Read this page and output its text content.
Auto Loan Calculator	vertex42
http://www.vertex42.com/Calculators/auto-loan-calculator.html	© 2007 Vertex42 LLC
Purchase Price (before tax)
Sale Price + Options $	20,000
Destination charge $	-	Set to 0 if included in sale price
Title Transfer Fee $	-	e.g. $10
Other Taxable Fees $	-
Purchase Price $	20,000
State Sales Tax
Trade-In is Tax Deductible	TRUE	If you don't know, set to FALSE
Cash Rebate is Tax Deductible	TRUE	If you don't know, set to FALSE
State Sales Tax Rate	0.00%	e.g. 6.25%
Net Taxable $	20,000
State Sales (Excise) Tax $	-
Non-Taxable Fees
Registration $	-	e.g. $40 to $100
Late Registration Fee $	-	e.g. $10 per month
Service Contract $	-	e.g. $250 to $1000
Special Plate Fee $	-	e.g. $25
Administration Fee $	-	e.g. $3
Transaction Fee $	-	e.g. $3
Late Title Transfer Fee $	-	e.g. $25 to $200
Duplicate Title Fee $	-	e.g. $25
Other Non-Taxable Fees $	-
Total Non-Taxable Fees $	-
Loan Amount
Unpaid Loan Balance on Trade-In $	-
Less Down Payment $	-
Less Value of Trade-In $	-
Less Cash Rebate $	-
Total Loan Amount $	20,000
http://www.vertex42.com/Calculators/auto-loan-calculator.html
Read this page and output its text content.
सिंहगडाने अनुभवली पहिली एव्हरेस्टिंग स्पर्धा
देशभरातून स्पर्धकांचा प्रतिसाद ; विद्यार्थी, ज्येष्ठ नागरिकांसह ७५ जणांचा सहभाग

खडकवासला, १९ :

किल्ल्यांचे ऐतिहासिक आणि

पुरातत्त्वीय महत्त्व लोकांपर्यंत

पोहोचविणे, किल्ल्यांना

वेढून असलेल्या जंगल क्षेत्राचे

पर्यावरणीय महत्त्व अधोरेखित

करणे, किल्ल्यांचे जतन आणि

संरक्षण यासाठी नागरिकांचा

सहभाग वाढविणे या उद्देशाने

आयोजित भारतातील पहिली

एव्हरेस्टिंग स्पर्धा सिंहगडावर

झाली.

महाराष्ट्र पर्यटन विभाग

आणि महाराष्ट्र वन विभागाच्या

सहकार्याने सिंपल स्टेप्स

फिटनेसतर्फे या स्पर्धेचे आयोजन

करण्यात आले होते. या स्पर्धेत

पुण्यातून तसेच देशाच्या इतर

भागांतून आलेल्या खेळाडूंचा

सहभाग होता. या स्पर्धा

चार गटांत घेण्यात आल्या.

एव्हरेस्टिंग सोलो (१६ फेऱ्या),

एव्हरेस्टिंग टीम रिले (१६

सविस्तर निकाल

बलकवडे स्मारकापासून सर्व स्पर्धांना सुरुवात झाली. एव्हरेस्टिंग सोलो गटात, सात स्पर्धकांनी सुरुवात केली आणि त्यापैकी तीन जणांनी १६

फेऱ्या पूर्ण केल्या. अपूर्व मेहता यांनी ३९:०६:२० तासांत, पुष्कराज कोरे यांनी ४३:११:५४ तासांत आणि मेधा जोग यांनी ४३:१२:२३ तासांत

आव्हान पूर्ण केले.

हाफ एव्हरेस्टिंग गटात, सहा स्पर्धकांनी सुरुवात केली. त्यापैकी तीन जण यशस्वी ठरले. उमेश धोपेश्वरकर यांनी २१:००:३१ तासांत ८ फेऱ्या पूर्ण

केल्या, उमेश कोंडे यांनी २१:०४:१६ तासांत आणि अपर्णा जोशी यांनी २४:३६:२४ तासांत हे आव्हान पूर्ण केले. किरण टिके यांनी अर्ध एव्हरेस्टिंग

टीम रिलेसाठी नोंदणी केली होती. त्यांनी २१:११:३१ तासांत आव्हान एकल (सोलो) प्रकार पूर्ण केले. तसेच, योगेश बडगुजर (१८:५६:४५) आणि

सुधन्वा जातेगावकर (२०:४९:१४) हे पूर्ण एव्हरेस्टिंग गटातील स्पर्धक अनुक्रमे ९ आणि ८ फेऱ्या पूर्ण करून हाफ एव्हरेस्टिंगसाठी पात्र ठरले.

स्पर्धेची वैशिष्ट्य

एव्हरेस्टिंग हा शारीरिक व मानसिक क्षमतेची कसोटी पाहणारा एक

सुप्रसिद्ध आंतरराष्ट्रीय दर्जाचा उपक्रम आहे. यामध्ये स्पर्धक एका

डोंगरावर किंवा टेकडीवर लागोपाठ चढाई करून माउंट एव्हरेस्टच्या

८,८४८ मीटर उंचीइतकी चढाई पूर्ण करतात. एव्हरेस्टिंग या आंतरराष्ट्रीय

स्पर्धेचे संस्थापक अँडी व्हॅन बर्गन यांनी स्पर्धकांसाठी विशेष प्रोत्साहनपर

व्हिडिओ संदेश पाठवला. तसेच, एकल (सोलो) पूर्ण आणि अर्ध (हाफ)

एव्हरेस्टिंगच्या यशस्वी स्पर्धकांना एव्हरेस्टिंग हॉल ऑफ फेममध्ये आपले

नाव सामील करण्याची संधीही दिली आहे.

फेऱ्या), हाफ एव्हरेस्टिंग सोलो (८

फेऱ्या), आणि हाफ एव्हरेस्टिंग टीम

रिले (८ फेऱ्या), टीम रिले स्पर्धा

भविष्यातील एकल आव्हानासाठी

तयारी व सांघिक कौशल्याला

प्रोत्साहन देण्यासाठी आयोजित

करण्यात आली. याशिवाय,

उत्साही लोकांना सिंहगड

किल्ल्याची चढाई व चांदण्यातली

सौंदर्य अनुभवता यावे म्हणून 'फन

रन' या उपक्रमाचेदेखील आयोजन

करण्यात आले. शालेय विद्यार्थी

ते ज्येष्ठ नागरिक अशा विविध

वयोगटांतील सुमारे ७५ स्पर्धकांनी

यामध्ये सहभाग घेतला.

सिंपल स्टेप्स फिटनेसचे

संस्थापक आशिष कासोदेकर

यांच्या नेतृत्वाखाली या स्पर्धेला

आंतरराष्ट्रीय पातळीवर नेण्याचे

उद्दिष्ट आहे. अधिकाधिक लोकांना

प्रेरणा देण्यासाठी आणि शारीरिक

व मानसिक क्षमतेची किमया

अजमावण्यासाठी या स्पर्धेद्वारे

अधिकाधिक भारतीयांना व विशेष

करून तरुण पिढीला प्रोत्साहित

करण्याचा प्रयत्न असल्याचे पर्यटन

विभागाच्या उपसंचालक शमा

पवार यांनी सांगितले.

**********

Exercise objective
Every entry above needs to be quoted exactly.

Result of the exercise
Read this page and output its text content.
Auto Loan Calculator	vertex42
http://www.vertex42.com/Calculators/auto-loan-calculator.html	© 2007 Vertex42 LLC
Purchase Price (before tax)
Sale Price + Options $	20,000
Destination charge $	-	Set to 0 if included in sale price
Title Transfer Fee $	-	e.g. $10
Other Taxable Fees $	-
Purchase Price $	20,000
State Sales Tax
Trade-In is Tax Deductible	TRUE	If you don't know, set to FALSE
Cash Rebate is Tax Deductible	TRUE	If you don't know, set to FALSE
State Sales Tax Rate	0.00%	e.g. 6.25%
Net Taxable $	20,000
State Sales (Excise) Tax $	-
Non-Taxable Fees
Registration $	-	e.g. $40 to $100
Late Registration Fee $	-	e.g. $10 per month
Service Contract $	-	e.g. $250 to $1000
Special Plate Fee $	-	e.g. $25
Administration Fee $	-	e.g. $3
Transaction Fee $	-	e.g. $3
Late Title Transfer Fee $	-	e.g. $25 to $200
Duplicate Title Fee $	-	e.g. $25
Other Non-Taxable Fees $	-
Total Non-Taxable Fees $	-
Loan Amount
Unpaid Loan Balance on Trade-In $	-
Less Down Payment $	-
Less Value of Trade-In $	-
Less Cash Rebate $	-
Total Loan Amount $	20,000
http://www.vertex42.com/Calculators/auto-loan-calculator.html
Read this page and output its text content.
सिंहगडाने अनुभवली पहिली एव्हरेस्टिंग स्पर्धा
देशभरातून स्पर्धकांचा प्रतिसाद ; विद्यार्थी, ज्येष्ठ नागरिकांसह ७५ जणांचा सहभाग

खडकवासला, १९ :

किल्ल्यांचे ऐतिहासिक आणि

पुरातत्त्वीय महत्त्व लोकांपर्यंत

पोहोचविणे, किल्ल्यांना

वेढून असलेल्या जंगल क्षेत्राचे

पर्यावरणीय महत्त्व अधोरेखित

करणे, किल्ल्यांचे जतन आणि

संरक्षण यासाठी नागरिकांचा

सहभाग वाढविणे या उद्देशाने

आयोजित भारतातील पहिली

एव्हरेस्टिंग स्पर्धा सिंहगडावर

झाली.

महाराष्ट्र पर्यटन विभाग

आणि महाराष्ट्र वन विभागाच्या

सहकार्याने सिंपल स्टेप्स

फिटनेसतर्फे या स्पर्धेचे आयोजन

करण्यात आले होते. या स्पर्धेत

पुण्यातून तसेच देशाच्या इतर

भागांतून आलेल्या खेळाडूंचा

सहभाग होता. या स्पर्धा

चार गटांत घेण्यात आल्या.

एव्हरेस्टिंग सोलो (१६ फेऱ्या),

एव्हरेस्टिंग टीम रिले (१६

सविस्तर निकाल

बलकवडे स्मारकापासून सर्व स्पर्धांना सुरुवात झाली. एव्हरेस्टिंग सोलो गटात, सात स्पर्धकांनी सुरुवात केली आणि त्यापैकी तीन जणांनी १६

फेऱ्या पूर्ण केल्या. अपूर्व मेहता यांनी ३९:०६:२० तासांत, पुष्कराज कोरे यांनी ४३:११:५४ तासांत आणि मेधा जोग यांनी ४३:१२:२३ तासांत

आव्हान पूर्ण केले.

हाफ एव्हरेस्टिंग गटात, सहा स्पर्धकांनी सुरुवात केली. त्यापैकी तीन जण यशस्वी ठरले. उमेश धोपेश्वरकर यांनी २१:००:३१ तासांत ८ फेऱ्या पूर्ण

केल्या, उमेश कोंडे यांनी २१:०४:१६ तासांत आणि अपर्णा जोशी यांनी २४:३६:२४ तासांत हे आव्हान पूर्ण केले. किरण टिके यांनी अर्ध एव्हरेस्टिंग

टीम रिलेसाठी नोंदणी केली होती. त्यांनी २१:११:३१ तासांत आव्हान एकल (सोलो) प्रकार पूर्ण केले. तसेच, योगेश बडगुजर (१८:५६:४५) आणि

सुधन्वा जातेगावकर (२०:४९:१४) हे पूर्ण एव्हरेस्टिंग गटातील स्पर्धक अनुक्रमे ९ आणि ८ फेऱ्या पूर्ण करून हाफ एव्हरेस्टिंगसाठी पात्र ठरले.

स्पर्धेची वैशिष्ट्य

एव्हरेस्टिंग हा शारीरिक व मानसिक क्षमतेची कसोटी पाहणारा एक

सुप्रसिद्ध आंतरराष्ट्रीय दर्जाचा उपक्रम आहे. यामध्ये स्पर्धक एका

डोंगरावर किंवा टेकडीवर लागोपाठ चढाई करून माउंट एव्हरेस्टच्या

८,८४८ मीटर उंचीइतकी चढाई पूर्ण करतात. एव्हरेस्टिंग या आंतरराष्ट्रीय

स्पर्धेचे संस्थापक अँडी व्हॅन बर्गन यांनी स्पर्धकांसाठी विशेष प्रोत्साहनपर

व्हिडिओ संदेश पाठवला. तसेच, एकल (सोलो) पूर्ण आणि अर्ध (हाफ)

एव्हरेस्टिंगच्या यशस्वी स्पर्धकांना एव्हरेस्टिंग हॉल ऑफ फेममध्ये आपले

नाव सामील करण्याची संधीही दिली आहे.

फेऱ्या), हाफ एव्हरेस्टिंग सोलो (८

फेऱ्या), आणि हाफ एव्हरेस्टिंग टीम

रिले (८ फेऱ्या), टीम रिले स्पर्धा

भविष्यातील एकल आव्हानासाठी

तयारी व सांघिक कौशल्याला

प्रोत्साहन देण्यासाठी आयोजित

करण्यात आली. याशिवाय,

उत्साही लोकांना सिंहगड

किल्ल्याची चढाई व चांदण्यातली

सौंदर्य अनुभवता यावे म्हणून 'फन

रन' या उपक्रमाचेदेखील आयोजन

करण्यात आले. शालेय विद्यार्थी

ते ज्येष्ठ नागरिक अशा विविध

वयोगटांतील सुमारे ७५ स्पर्धकांनी

यामध्ये सहभाग घेतला.

सिंपल स्टेप्स फिटनेसचे

संस्थापक आशिष कासोदेकर

यांच्या नेतृत्वाखाली या स्पर्धेला

आंतरराष्ट्रीय पातळीवर नेण्याचे

उद्दिष्ट आहे. अधिकाधिक लोकांना

प्रेरणा देण्यासाठी आणि शारीरिक

व मानसिक क्षमतेची किमया

अजमावण्यासाठी या स्पर्धेद्वारे

अधिकाधिक भारतीयांना व विशेष

करून तरुण पिढीला प्रोत्साहित

करण्याचा प्रयत्न असल्याचे पर्यटन

विभागाच्या उपसंचालक शमा

पवार यांनी सांगितले.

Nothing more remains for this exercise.